■ **Exercise prompt**
Omit all pictures and give the records below again exactly as written.

Records contained in a dataset:
========
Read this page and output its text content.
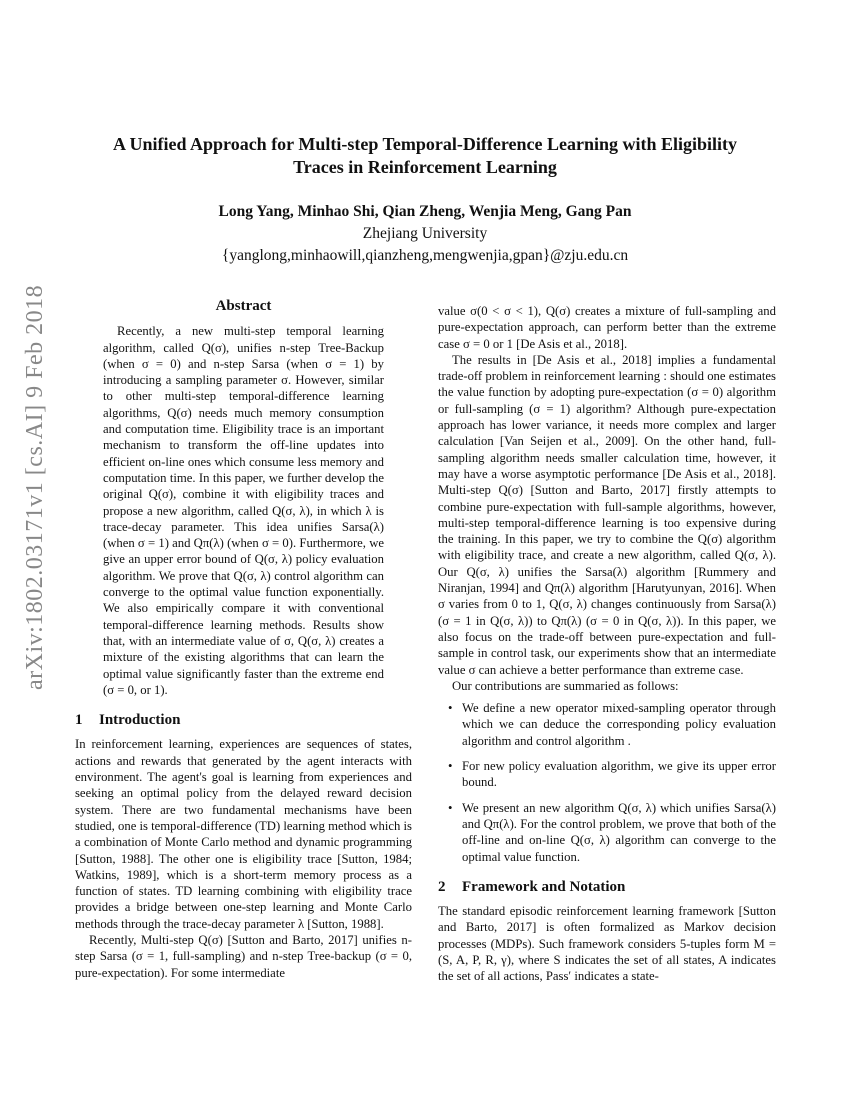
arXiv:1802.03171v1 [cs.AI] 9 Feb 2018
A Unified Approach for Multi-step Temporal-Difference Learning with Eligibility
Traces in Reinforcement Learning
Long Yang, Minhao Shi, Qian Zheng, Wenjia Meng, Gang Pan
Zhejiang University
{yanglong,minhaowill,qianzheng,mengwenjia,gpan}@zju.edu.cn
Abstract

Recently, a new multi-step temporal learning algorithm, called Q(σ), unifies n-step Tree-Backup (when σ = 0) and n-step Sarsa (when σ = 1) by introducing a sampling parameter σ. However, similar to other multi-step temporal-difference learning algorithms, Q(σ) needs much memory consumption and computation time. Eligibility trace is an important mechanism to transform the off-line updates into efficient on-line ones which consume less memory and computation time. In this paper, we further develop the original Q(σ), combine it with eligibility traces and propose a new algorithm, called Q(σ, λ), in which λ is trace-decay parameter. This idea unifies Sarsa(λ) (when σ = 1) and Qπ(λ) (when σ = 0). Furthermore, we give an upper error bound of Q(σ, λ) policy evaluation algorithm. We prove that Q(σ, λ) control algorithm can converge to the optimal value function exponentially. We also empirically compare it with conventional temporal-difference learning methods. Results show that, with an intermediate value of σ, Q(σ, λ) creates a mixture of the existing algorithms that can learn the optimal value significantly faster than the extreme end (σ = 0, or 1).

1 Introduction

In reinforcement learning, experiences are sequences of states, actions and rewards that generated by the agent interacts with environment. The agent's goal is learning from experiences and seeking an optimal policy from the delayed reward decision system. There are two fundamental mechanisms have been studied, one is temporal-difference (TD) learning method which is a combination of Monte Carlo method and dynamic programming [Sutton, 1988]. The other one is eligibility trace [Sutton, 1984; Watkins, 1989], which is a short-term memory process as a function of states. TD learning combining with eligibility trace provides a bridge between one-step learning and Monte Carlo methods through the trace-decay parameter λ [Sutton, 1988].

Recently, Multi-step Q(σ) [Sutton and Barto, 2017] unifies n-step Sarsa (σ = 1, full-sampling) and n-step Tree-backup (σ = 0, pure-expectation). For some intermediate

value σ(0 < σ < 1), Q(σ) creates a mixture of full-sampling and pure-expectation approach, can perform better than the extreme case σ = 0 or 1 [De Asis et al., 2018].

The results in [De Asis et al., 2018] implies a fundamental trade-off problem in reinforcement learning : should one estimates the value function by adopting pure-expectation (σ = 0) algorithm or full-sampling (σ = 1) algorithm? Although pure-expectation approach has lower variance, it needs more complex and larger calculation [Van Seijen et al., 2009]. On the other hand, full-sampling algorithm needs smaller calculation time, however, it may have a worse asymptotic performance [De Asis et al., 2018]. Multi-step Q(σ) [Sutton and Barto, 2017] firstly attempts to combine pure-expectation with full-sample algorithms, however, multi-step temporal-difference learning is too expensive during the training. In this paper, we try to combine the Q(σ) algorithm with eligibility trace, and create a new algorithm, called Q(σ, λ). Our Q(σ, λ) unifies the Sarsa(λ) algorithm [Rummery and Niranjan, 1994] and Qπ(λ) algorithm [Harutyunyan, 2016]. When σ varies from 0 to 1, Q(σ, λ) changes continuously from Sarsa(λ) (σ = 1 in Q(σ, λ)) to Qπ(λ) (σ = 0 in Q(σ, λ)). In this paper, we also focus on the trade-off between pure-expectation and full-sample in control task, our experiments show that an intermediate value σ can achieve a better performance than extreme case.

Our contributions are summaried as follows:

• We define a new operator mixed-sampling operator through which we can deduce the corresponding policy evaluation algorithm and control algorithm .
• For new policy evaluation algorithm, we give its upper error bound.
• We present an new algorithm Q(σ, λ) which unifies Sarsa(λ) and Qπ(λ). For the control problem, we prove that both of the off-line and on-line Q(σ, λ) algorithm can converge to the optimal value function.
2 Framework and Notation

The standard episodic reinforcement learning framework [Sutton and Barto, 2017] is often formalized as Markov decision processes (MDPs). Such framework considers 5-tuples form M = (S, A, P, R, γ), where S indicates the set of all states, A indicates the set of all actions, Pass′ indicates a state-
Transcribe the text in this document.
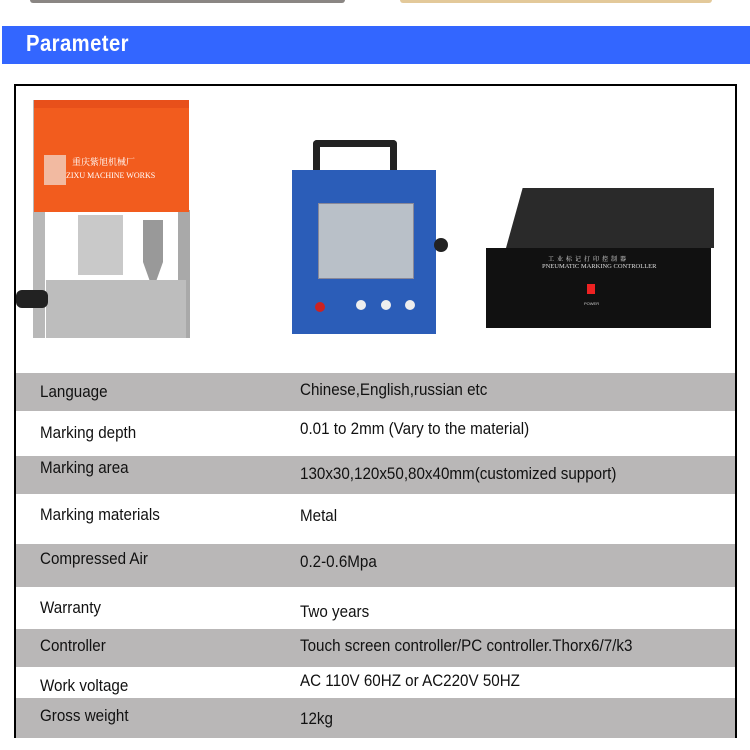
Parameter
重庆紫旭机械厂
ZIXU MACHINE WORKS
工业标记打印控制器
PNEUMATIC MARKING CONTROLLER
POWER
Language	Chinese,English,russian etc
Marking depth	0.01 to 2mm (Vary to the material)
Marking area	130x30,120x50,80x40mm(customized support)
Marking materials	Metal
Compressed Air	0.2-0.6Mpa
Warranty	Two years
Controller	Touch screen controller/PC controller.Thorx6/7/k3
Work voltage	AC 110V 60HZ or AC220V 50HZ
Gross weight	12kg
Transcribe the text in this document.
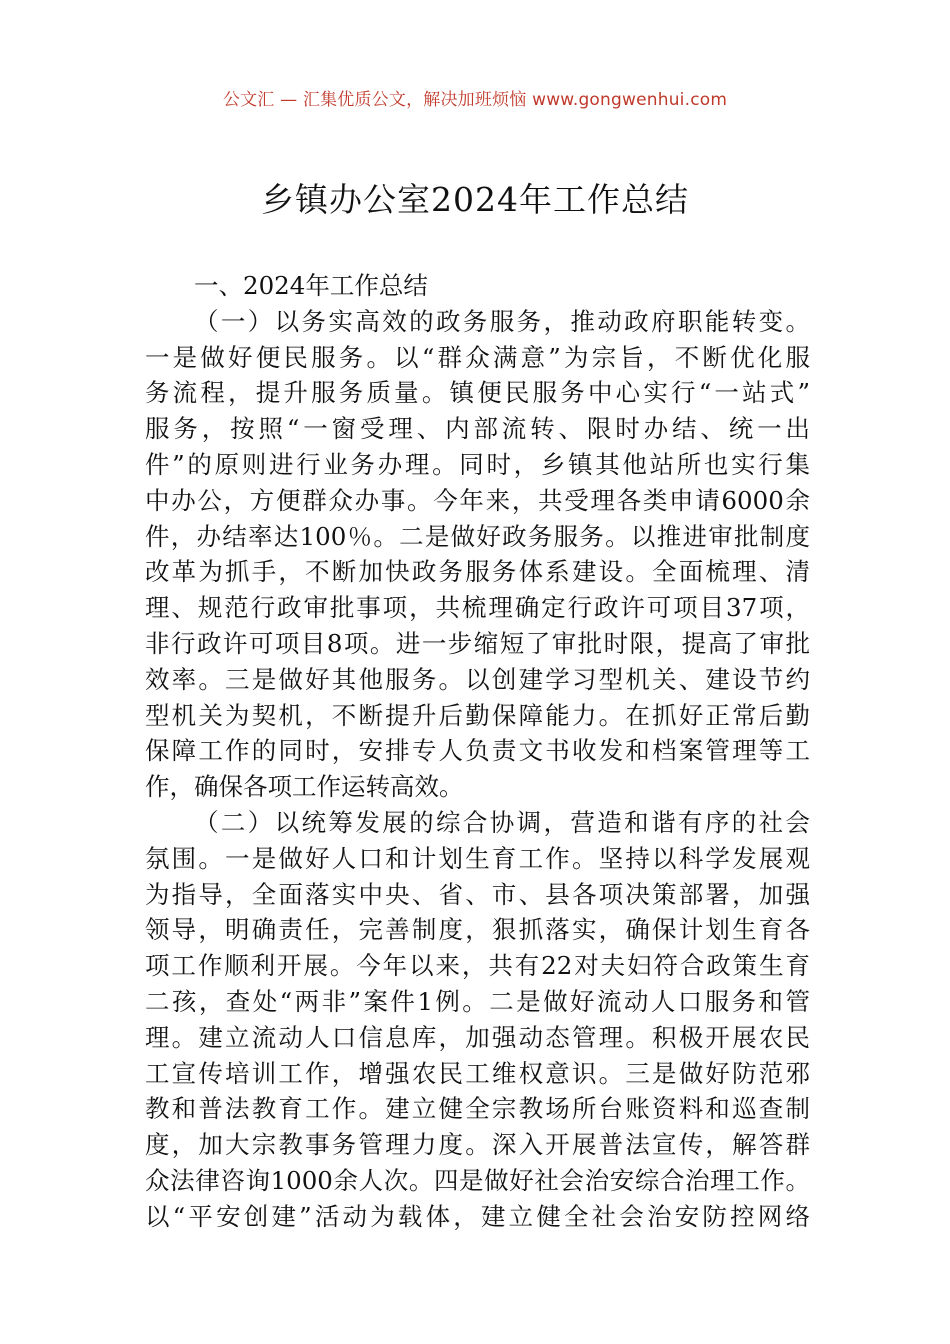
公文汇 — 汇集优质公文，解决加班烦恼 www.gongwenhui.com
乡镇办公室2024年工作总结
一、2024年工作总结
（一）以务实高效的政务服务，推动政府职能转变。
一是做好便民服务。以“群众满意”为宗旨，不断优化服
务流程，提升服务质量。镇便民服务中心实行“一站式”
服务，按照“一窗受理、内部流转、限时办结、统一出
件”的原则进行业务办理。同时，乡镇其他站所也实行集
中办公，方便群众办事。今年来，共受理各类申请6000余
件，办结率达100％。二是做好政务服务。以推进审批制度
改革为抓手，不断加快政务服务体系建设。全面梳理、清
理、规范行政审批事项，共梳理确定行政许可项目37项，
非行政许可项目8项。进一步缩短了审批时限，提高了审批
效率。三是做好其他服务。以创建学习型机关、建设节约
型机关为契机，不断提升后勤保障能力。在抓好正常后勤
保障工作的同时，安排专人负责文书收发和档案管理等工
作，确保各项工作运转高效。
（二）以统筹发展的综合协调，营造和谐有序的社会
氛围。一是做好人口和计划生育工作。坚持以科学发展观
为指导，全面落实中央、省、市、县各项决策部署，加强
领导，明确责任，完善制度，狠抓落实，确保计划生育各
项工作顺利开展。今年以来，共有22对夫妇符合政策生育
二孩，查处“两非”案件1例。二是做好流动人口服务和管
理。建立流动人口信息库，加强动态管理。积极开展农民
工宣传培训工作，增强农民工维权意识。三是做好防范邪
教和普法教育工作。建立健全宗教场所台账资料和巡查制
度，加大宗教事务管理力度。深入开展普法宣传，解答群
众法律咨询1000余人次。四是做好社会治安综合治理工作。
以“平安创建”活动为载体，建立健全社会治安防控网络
========
■ **Written solution**
Read this page and output its text content.
arXiv:1802.03171v1 [cs.AI] 9 Feb 2018
A Unified Approach for Multi-step Temporal-Difference Learning with Eligibility
Traces in Reinforcement Learning
Long Yang, Minhao Shi, Qian Zheng, Wenjia Meng, Gang Pan
Zhejiang University
{yanglong,minhaowill,qianzheng,mengwenjia,gpan}@zju.edu.cn
Abstract

Recently, a new multi-step temporal learning algorithm, called Q(σ), unifies n-step Tree-Backup (when σ = 0) and n-step Sarsa (when σ = 1) by introducing a sampling parameter σ. However, similar to other multi-step temporal-difference learning algorithms, Q(σ) needs much memory consumption and computation time. Eligibility trace is an important mechanism to transform the off-line updates into efficient on-line ones which consume less memory and computation time. In this paper, we further develop the original Q(σ), combine it with eligibility traces and propose a new algorithm, called Q(σ, λ), in which λ is trace-decay parameter. This idea unifies Sarsa(λ) (when σ = 1) and Qπ(λ) (when σ = 0). Furthermore, we give an upper error bound of Q(σ, λ) policy evaluation algorithm. We prove that Q(σ, λ) control algorithm can converge to the optimal value function exponentially. We also empirically compare it with conventional temporal-difference learning methods. Results show that, with an intermediate value of σ, Q(σ, λ) creates a mixture of the existing algorithms that can learn the optimal value significantly faster than the extreme end (σ = 0, or 1).

1 Introduction

In reinforcement learning, experiences are sequences of states, actions and rewards that generated by the agent interacts with environment. The agent's goal is learning from experiences and seeking an optimal policy from the delayed reward decision system. There are two fundamental mechanisms have been studied, one is temporal-difference (TD) learning method which is a combination of Monte Carlo method and dynamic programming [Sutton, 1988]. The other one is eligibility trace [Sutton, 1984; Watkins, 1989], which is a short-term memory process as a function of states. TD learning combining with eligibility trace provides a bridge between one-step learning and Monte Carlo methods through the trace-decay parameter λ [Sutton, 1988].

Recently, Multi-step Q(σ) [Sutton and Barto, 2017] unifies n-step Sarsa (σ = 1, full-sampling) and n-step Tree-backup (σ = 0, pure-expectation). For some intermediate

value σ(0 < σ < 1), Q(σ) creates a mixture of full-sampling and pure-expectation approach, can perform better than the extreme case σ = 0 or 1 [De Asis et al., 2018].

The results in [De Asis et al., 2018] implies a fundamental trade-off problem in reinforcement learning : should one estimates the value function by adopting pure-expectation (σ = 0) algorithm or full-sampling (σ = 1) algorithm? Although pure-expectation approach has lower variance, it needs more complex and larger calculation [Van Seijen et al., 2009]. On the other hand, full-sampling algorithm needs smaller calculation time, however, it may have a worse asymptotic performance [De Asis et al., 2018]. Multi-step Q(σ) [Sutton and Barto, 2017] firstly attempts to combine pure-expectation with full-sample algorithms, however, multi-step temporal-difference learning is too expensive during the training. In this paper, we try to combine the Q(σ) algorithm with eligibility trace, and create a new algorithm, called Q(σ, λ). Our Q(σ, λ) unifies the Sarsa(λ) algorithm [Rummery and Niranjan, 1994] and Qπ(λ) algorithm [Harutyunyan, 2016]. When σ varies from 0 to 1, Q(σ, λ) changes continuously from Sarsa(λ) (σ = 1 in Q(σ, λ)) to Qπ(λ) (σ = 0 in Q(σ, λ)). In this paper, we also focus on the trade-off between pure-expectation and full-sample in control task, our experiments show that an intermediate value σ can achieve a better performance than extreme case.

Our contributions are summaried as follows:

• We define a new operator mixed-sampling operator through which we can deduce the corresponding policy evaluation algorithm and control algorithm .
• For new policy evaluation algorithm, we give its upper error bound.
• We present an new algorithm Q(σ, λ) which unifies Sarsa(λ) and Qπ(λ). For the control problem, we prove that both of the off-line and on-line Q(σ, λ) algorithm can converge to the optimal value function.
2 Framework and Notation

The standard episodic reinforcement learning framework [Sutton and Barto, 2017] is often formalized as Markov decision processes (MDPs). Such framework considers 5-tuples form M = (S, A, P, R, γ), where S indicates the set of all states, A indicates the set of all actions, Pass′ indicates a state-
Transcribe the text in this document.
Parameter
重庆紫旭机械厂
ZIXU MACHINE WORKS
工业标记打印控制器
PNEUMATIC MARKING CONTROLLER
POWER
Language	Chinese,English,russian etc
Marking depth	0.01 to 2mm (Vary to the material)
Marking area	130x30,120x50,80x40mm(customized support)
Marking materials	Metal
Compressed Air	0.2-0.6Mpa
Warranty	Two years
Controller	Touch screen controller/PC controller.Thorx6/7/k3
Work voltage	AC 110V 60HZ or AC220V 50HZ
Gross weight	12kg
Transcribe the text in this document.
公文汇 — 汇集优质公文，解决加班烦恼 www.gongwenhui.com
乡镇办公室2024年工作总结
一、2024年工作总结
（一）以务实高效的政务服务，推动政府职能转变。
一是做好便民服务。以“群众满意”为宗旨，不断优化服
务流程，提升服务质量。镇便民服务中心实行“一站式”
服务，按照“一窗受理、内部流转、限时办结、统一出
件”的原则进行业务办理。同时，乡镇其他站所也实行集
中办公，方便群众办事。今年来，共受理各类申请6000余
件，办结率达100％。二是做好政务服务。以推进审批制度
改革为抓手，不断加快政务服务体系建设。全面梳理、清
理、规范行政审批事项，共梳理确定行政许可项目37项，
非行政许可项目8项。进一步缩短了审批时限，提高了审批
效率。三是做好其他服务。以创建学习型机关、建设节约
型机关为契机，不断提升后勤保障能力。在抓好正常后勤
保障工作的同时，安排专人负责文书收发和档案管理等工
作，确保各项工作运转高效。
（二）以统筹发展的综合协调，营造和谐有序的社会
氛围。一是做好人口和计划生育工作。坚持以科学发展观
为指导，全面落实中央、省、市、县各项决策部署，加强
领导，明确责任，完善制度，狠抓落实，确保计划生育各
项工作顺利开展。今年以来，共有22对夫妇符合政策生育
二孩，查处“两非”案件1例。二是做好流动人口服务和管
理。建立流动人口信息库，加强动态管理。积极开展农民
工宣传培训工作，增强农民工维权意识。三是做好防范邪
教和普法教育工作。建立健全宗教场所台账资料和巡查制
度，加大宗教事务管理力度。深入开展普法宣传，解答群
众法律咨询1000余人次。四是做好社会治安综合治理工作。
以“平安创建”活动为载体，建立健全社会治安防控网络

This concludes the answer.